● **Task instructions**: Output each line of the material exactly as it stands.

Records contained in a dataset:
══════
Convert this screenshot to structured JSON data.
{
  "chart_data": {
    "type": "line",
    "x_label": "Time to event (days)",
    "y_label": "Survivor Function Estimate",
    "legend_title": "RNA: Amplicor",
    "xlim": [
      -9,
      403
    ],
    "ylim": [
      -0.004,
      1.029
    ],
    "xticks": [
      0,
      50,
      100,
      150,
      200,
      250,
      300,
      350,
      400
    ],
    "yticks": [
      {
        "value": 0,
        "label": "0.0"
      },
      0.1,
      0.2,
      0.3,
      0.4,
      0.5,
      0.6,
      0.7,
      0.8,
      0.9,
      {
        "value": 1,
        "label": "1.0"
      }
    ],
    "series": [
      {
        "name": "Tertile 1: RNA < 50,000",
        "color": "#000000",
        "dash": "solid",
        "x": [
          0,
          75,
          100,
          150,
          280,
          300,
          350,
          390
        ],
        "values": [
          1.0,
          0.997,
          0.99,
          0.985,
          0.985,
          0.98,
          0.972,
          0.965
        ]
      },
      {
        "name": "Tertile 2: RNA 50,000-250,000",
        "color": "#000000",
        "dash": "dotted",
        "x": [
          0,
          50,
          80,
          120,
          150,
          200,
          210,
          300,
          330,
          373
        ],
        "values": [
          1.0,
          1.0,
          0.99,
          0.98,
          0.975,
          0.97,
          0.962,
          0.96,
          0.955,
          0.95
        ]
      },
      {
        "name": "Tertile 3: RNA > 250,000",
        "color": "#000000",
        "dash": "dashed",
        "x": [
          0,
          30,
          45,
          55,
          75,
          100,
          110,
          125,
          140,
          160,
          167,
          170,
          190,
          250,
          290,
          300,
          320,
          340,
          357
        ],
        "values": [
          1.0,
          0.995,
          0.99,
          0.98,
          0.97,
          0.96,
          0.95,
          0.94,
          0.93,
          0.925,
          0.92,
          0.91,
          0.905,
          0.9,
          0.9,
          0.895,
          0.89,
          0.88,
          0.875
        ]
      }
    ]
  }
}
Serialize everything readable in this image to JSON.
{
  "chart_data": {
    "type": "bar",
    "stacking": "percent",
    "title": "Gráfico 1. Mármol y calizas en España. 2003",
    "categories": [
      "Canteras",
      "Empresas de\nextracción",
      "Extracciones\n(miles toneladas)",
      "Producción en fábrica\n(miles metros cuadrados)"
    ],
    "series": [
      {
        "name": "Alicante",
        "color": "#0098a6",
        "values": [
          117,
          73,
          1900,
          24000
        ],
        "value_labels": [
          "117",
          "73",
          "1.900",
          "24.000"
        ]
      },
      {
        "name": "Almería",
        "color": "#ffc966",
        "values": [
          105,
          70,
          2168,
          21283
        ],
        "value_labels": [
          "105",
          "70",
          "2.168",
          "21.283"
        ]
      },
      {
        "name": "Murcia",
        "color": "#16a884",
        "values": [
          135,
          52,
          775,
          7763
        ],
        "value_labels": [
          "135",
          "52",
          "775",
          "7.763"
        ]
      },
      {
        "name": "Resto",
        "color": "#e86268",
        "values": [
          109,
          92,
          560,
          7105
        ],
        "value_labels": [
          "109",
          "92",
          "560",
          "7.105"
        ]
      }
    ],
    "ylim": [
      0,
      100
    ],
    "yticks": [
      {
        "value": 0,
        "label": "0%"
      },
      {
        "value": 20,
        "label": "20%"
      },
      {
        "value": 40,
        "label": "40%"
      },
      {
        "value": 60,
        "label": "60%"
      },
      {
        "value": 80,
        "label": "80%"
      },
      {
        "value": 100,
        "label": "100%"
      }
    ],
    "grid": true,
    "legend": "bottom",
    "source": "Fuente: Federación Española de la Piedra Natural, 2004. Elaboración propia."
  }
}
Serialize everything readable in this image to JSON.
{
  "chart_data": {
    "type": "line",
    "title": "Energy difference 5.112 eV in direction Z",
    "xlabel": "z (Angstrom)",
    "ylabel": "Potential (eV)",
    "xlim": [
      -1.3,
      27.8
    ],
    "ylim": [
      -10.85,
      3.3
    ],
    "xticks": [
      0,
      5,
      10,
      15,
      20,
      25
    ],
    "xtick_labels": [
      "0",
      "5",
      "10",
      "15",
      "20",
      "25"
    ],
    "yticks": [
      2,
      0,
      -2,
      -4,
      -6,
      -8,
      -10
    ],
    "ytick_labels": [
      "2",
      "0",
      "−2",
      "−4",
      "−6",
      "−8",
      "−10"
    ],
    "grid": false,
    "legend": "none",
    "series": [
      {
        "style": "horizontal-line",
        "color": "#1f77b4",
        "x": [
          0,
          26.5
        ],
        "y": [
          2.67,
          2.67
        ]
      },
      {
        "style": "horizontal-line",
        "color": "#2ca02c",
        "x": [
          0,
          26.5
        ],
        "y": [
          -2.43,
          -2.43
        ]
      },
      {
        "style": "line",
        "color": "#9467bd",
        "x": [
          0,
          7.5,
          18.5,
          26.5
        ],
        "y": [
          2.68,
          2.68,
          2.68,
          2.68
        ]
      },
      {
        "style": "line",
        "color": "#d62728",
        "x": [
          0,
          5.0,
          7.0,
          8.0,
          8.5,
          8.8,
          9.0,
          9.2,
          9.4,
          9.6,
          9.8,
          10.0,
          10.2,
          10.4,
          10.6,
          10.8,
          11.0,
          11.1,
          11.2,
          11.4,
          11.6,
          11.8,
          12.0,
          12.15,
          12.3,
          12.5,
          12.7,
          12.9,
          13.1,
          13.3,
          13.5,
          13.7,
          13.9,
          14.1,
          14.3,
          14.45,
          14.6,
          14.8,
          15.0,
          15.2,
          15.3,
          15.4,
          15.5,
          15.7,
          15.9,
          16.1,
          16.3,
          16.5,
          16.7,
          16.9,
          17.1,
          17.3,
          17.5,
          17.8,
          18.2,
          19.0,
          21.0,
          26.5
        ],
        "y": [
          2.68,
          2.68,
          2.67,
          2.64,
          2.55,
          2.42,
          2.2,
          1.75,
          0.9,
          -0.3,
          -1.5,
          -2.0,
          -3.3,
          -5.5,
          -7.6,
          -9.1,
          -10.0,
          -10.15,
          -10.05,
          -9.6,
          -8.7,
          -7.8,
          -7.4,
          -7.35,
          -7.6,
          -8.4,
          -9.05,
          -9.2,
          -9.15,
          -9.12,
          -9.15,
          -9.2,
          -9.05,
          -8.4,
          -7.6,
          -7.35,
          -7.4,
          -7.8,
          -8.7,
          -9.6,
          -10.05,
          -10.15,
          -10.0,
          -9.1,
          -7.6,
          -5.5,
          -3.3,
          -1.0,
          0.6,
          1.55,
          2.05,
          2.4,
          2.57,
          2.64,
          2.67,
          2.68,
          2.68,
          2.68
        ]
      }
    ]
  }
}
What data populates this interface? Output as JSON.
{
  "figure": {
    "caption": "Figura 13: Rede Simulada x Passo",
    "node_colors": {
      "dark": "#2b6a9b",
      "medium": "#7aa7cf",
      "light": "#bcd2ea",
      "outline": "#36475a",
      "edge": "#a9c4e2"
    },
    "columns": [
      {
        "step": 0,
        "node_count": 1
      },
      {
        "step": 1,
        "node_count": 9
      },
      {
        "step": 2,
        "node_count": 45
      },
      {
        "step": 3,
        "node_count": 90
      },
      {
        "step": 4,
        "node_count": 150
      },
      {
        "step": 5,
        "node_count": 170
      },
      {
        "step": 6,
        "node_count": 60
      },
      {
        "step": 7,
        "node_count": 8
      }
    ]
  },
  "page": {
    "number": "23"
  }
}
══════
● **Full response**:
Convert this screenshot to structured JSON data.
{
  "chart_data": {
    "type": "line",
    "x_label": "Time to event (days)",
    "y_label": "Survivor Function Estimate",
    "legend_title": "RNA: Amplicor",
    "xlim": [
      -9,
      403
    ],
    "ylim": [
      -0.004,
      1.029
    ],
    "xticks": [
      0,
      50,
      100,
      150,
      200,
      250,
      300,
      350,
      400
    ],
    "yticks": [
      {
        "value": 0,
        "label": "0.0"
      },
      0.1,
      0.2,
      0.3,
      0.4,
      0.5,
      0.6,
      0.7,
      0.8,
      0.9,
      {
        "value": 1,
        "label": "1.0"
      }
    ],
    "series": [
      {
        "name": "Tertile 1: RNA < 50,000",
        "color": "#000000",
        "dash": "solid",
        "x": [
          0,
          75,
          100,
          150,
          280,
          300,
          350,
          390
        ],
        "values": [
          1.0,
          0.997,
          0.99,
          0.985,
          0.985,
          0.98,
          0.972,
          0.965
        ]
      },
      {
        "name": "Tertile 2: RNA 50,000-250,000",
        "color": "#000000",
        "dash": "dotted",
        "x": [
          0,
          50,
          80,
          120,
          150,
          200,
          210,
          300,
          330,
          373
        ],
        "values": [
          1.0,
          1.0,
          0.99,
          0.98,
          0.975,
          0.97,
          0.962,
          0.96,
          0.955,
          0.95
        ]
      },
      {
        "name": "Tertile 3: RNA > 250,000",
        "color": "#000000",
        "dash": "dashed",
        "x": [
          0,
          30,
          45,
          55,
          75,
          100,
          110,
          125,
          140,
          160,
          167,
          170,
          190,
          250,
          290,
          300,
          320,
          340,
          357
        ],
        "values": [
          1.0,
          0.995,
          0.99,
          0.98,
          0.97,
          0.96,
          0.95,
          0.94,
          0.93,
          0.925,
          0.92,
          0.91,
          0.905,
          0.9,
          0.9,
          0.895,
          0.89,
          0.88,
          0.875
        ]
      }
    ]
  }
}
Serialize everything readable in this image to JSON.
{
  "chart_data": {
    "type": "bar",
    "stacking": "percent",
    "title": "Gráfico 1. Mármol y calizas en España. 2003",
    "categories": [
      "Canteras",
      "Empresas de\nextracción",
      "Extracciones\n(miles toneladas)",
      "Producción en fábrica\n(miles metros cuadrados)"
    ],
    "series": [
      {
        "name": "Alicante",
        "color": "#0098a6",
        "values": [
          117,
          73,
          1900,
          24000
        ],
        "value_labels": [
          "117",
          "73",
          "1.900",
          "24.000"
        ]
      },
      {
        "name": "Almería",
        "color": "#ffc966",
        "values": [
          105,
          70,
          2168,
          21283
        ],
        "value_labels": [
          "105",
          "70",
          "2.168",
          "21.283"
        ]
      },
      {
        "name": "Murcia",
        "color": "#16a884",
        "values": [
          135,
          52,
          775,
          7763
        ],
        "value_labels": [
          "135",
          "52",
          "775",
          "7.763"
        ]
      },
      {
        "name": "Resto",
        "color": "#e86268",
        "values": [
          109,
          92,
          560,
          7105
        ],
        "value_labels": [
          "109",
          "92",
          "560",
          "7.105"
        ]
      }
    ],
    "ylim": [
      0,
      100
    ],
    "yticks": [
      {
        "value": 0,
        "label": "0%"
      },
      {
        "value": 20,
        "label": "20%"
      },
      {
        "value": 40,
        "label": "40%"
      },
      {
        "value": 60,
        "label": "60%"
      },
      {
        "value": 80,
        "label": "80%"
      },
      {
        "value": 100,
        "label": "100%"
      }
    ],
    "grid": true,
    "legend": "bottom",
    "source": "Fuente: Federación Española de la Piedra Natural, 2004. Elaboración propia."
  }
}
Serialize everything readable in this image to JSON.
{
  "chart_data": {
    "type": "line",
    "title": "Energy difference 5.112 eV in direction Z",
    "xlabel": "z (Angstrom)",
    "ylabel": "Potential (eV)",
    "xlim": [
      -1.3,
      27.8
    ],
    "ylim": [
      -10.85,
      3.3
    ],
    "xticks": [
      0,
      5,
      10,
      15,
      20,
      25
    ],
    "xtick_labels": [
      "0",
      "5",
      "10",
      "15",
      "20",
      "25"
    ],
    "yticks": [
      2,
      0,
      -2,
      -4,
      -6,
      -8,
      -10
    ],
    "ytick_labels": [
      "2",
      "0",
      "−2",
      "−4",
      "−6",
      "−8",
      "−10"
    ],
    "grid": false,
    "legend": "none",
    "series": [
      {
        "style": "horizontal-line",
        "color": "#1f77b4",
        "x": [
          0,
          26.5
        ],
        "y": [
          2.67,
          2.67
        ]
      },
      {
        "style": "horizontal-line",
        "color": "#2ca02c",
        "x": [
          0,
          26.5
        ],
        "y": [
          -2.43,
          -2.43
        ]
      },
      {
        "style": "line",
        "color": "#9467bd",
        "x": [
          0,
          7.5,
          18.5,
          26.5
        ],
        "y": [
          2.68,
          2.68,
          2.68,
          2.68
        ]
      },
      {
        "style": "line",
        "color": "#d62728",
        "x": [
          0,
          5.0,
          7.0,
          8.0,
          8.5,
          8.8,
          9.0,
          9.2,
          9.4,
          9.6,
          9.8,
          10.0,
          10.2,
          10.4,
          10.6,
          10.8,
          11.0,
          11.1,
          11.2,
          11.4,
          11.6,
          11.8,
          12.0,
          12.15,
          12.3,
          12.5,
          12.7,
          12.9,
          13.1,
          13.3,
          13.5,
          13.7,
          13.9,
          14.1,
          14.3,
          14.45,
          14.6,
          14.8,
          15.0,
          15.2,
          15.3,
          15.4,
          15.5,
          15.7,
          15.9,
          16.1,
          16.3,
          16.5,
          16.7,
          16.9,
          17.1,
          17.3,
          17.5,
          17.8,
          18.2,
          19.0,
          21.0,
          26.5
        ],
        "y": [
          2.68,
          2.68,
          2.67,
          2.64,
          2.55,
          2.42,
          2.2,
          1.75,
          0.9,
          -0.3,
          -1.5,
          -2.0,
          -3.3,
          -5.5,
          -7.6,
          -9.1,
          -10.0,
          -10.15,
          -10.05,
          -9.6,
          -8.7,
          -7.8,
          -7.4,
          -7.35,
          -7.6,
          -8.4,
          -9.05,
          -9.2,
          -9.15,
          -9.12,
          -9.15,
          -9.2,
          -9.05,
          -8.4,
          -7.6,
          -7.35,
          -7.4,
          -7.8,
          -8.7,
          -9.6,
          -10.05,
          -10.15,
          -10.0,
          -9.1,
          -7.6,
          -5.5,
          -3.3,
          -1.0,
          0.6,
          1.55,
          2.05,
          2.4,
          2.57,
          2.64,
          2.67,
          2.68,
          2.68,
          2.68
        ]
      }
    ]
  }
}
What data populates this interface? Output as JSON.
{
  "figure": {
    "caption": "Figura 13: Rede Simulada x Passo",
    "node_colors": {
      "dark": "#2b6a9b",
      "medium": "#7aa7cf",
      "light": "#bcd2ea",
      "outline": "#36475a",
      "edge": "#a9c4e2"
    },
    "columns": [
      {
        "step": 0,
        "node_count": 1
      },
      {
        "step": 1,
        "node_count": 9
      },
      {
        "step": 2,
        "node_count": 45
      },
      {
        "step": 3,
        "node_count": 90
      },
      {
        "step": 4,
        "node_count": 150
      },
      {
        "step": 5,
        "node_count": 170
      },
      {
        "step": 6,
        "node_count": 60
      },
      {
        "step": 7,
        "node_count": 8
      }
    ]
  },
  "page": {
    "number": "23"
  }
}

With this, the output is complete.